(Dataset rows about figures)
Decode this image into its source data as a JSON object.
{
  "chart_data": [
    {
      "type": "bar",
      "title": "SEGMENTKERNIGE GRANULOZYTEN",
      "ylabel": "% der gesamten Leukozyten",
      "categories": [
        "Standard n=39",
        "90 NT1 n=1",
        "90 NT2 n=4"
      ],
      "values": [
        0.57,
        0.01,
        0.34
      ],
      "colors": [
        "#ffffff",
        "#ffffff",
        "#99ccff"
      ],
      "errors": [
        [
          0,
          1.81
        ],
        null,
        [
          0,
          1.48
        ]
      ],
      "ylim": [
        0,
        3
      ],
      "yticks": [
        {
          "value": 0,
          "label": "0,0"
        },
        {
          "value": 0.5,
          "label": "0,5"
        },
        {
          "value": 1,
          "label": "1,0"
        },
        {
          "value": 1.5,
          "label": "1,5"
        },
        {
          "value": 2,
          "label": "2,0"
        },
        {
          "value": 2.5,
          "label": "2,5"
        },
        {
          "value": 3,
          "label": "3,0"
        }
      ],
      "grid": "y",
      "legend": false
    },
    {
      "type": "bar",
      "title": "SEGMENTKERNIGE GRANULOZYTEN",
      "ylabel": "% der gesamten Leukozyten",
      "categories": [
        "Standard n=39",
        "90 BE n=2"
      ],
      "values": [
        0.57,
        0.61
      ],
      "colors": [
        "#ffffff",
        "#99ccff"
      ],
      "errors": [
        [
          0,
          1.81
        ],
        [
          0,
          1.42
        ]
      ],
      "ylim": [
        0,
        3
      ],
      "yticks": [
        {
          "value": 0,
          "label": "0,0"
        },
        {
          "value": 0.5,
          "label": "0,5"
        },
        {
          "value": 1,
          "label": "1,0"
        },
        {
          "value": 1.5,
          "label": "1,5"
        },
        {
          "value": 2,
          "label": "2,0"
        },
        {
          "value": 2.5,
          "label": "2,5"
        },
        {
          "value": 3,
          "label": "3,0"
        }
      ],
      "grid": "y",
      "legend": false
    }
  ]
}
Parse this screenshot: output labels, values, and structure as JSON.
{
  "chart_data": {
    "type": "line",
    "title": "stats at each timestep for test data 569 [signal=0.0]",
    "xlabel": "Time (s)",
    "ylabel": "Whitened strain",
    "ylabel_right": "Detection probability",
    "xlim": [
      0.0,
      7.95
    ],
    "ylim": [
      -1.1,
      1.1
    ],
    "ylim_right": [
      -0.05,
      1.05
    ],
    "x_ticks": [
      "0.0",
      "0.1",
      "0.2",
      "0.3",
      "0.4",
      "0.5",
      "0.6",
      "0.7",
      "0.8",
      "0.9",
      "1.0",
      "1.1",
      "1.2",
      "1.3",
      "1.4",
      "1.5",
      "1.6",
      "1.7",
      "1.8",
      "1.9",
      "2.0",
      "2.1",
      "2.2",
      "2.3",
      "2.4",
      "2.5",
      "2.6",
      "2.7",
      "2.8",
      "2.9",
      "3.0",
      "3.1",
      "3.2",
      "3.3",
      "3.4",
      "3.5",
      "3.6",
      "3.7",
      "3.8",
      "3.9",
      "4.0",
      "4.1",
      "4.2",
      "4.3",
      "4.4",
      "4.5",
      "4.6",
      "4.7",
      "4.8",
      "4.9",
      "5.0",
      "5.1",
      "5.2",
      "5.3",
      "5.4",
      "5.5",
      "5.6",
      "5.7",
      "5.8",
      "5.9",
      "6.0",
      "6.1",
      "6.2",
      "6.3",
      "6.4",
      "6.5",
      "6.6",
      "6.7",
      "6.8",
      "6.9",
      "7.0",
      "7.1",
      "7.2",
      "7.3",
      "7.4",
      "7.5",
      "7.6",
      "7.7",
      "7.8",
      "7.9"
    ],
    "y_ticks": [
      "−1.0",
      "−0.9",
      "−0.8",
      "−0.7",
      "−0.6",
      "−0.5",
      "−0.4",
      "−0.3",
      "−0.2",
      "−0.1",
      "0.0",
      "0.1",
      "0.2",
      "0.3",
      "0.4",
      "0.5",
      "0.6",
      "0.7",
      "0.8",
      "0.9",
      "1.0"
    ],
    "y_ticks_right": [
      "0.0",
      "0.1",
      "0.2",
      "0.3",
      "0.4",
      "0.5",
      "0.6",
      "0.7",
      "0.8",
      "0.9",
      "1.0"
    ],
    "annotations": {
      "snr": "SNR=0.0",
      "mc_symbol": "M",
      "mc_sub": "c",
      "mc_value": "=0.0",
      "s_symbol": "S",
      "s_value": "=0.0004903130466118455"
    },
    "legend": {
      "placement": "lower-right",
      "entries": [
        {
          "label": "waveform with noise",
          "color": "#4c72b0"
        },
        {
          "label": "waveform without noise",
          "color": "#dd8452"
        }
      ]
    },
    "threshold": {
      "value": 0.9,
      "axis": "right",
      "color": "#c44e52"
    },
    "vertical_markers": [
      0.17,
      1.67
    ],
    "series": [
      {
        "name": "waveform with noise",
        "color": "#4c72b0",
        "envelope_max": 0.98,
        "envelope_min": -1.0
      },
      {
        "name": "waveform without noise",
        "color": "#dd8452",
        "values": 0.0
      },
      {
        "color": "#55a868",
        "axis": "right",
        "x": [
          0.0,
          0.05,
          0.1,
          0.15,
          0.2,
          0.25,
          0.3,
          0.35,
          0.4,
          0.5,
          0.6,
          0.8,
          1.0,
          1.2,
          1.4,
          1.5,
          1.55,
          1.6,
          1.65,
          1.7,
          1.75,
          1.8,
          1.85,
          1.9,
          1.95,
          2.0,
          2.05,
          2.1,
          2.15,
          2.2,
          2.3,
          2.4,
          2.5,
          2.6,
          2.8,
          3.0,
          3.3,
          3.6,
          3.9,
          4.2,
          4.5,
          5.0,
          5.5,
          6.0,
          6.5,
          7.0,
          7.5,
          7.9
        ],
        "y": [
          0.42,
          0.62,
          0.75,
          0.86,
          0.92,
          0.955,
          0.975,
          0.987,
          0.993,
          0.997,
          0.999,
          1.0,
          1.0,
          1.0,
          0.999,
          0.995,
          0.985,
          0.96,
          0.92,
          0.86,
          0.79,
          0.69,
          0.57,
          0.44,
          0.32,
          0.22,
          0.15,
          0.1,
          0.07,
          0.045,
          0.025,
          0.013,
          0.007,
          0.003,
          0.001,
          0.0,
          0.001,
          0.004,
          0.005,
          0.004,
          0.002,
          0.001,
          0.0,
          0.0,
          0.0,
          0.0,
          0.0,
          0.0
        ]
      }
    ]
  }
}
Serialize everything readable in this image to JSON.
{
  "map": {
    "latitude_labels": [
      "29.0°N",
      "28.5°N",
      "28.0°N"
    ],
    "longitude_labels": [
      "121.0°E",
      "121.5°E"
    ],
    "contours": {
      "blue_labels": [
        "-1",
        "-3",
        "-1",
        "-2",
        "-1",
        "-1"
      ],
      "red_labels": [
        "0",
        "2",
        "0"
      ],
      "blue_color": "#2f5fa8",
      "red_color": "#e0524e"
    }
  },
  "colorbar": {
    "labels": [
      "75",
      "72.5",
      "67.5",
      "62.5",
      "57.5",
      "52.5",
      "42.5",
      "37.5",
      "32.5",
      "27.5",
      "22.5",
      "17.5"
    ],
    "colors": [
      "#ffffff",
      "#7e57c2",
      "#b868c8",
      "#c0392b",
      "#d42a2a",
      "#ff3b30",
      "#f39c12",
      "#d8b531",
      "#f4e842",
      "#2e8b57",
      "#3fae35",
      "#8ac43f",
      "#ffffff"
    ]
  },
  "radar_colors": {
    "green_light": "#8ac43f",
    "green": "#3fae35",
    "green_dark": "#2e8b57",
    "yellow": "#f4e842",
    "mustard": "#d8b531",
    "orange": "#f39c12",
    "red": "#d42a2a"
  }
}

» PROBLEM TO SOLVE
Copy out every line from the material above in which the word "this" appears.

» FULL SOLUTION
Decode this image into its source data as a JSON object.
Parse this screenshot: output labels, values, and structure as JSON.
Serialize everything readable in this image to JSON.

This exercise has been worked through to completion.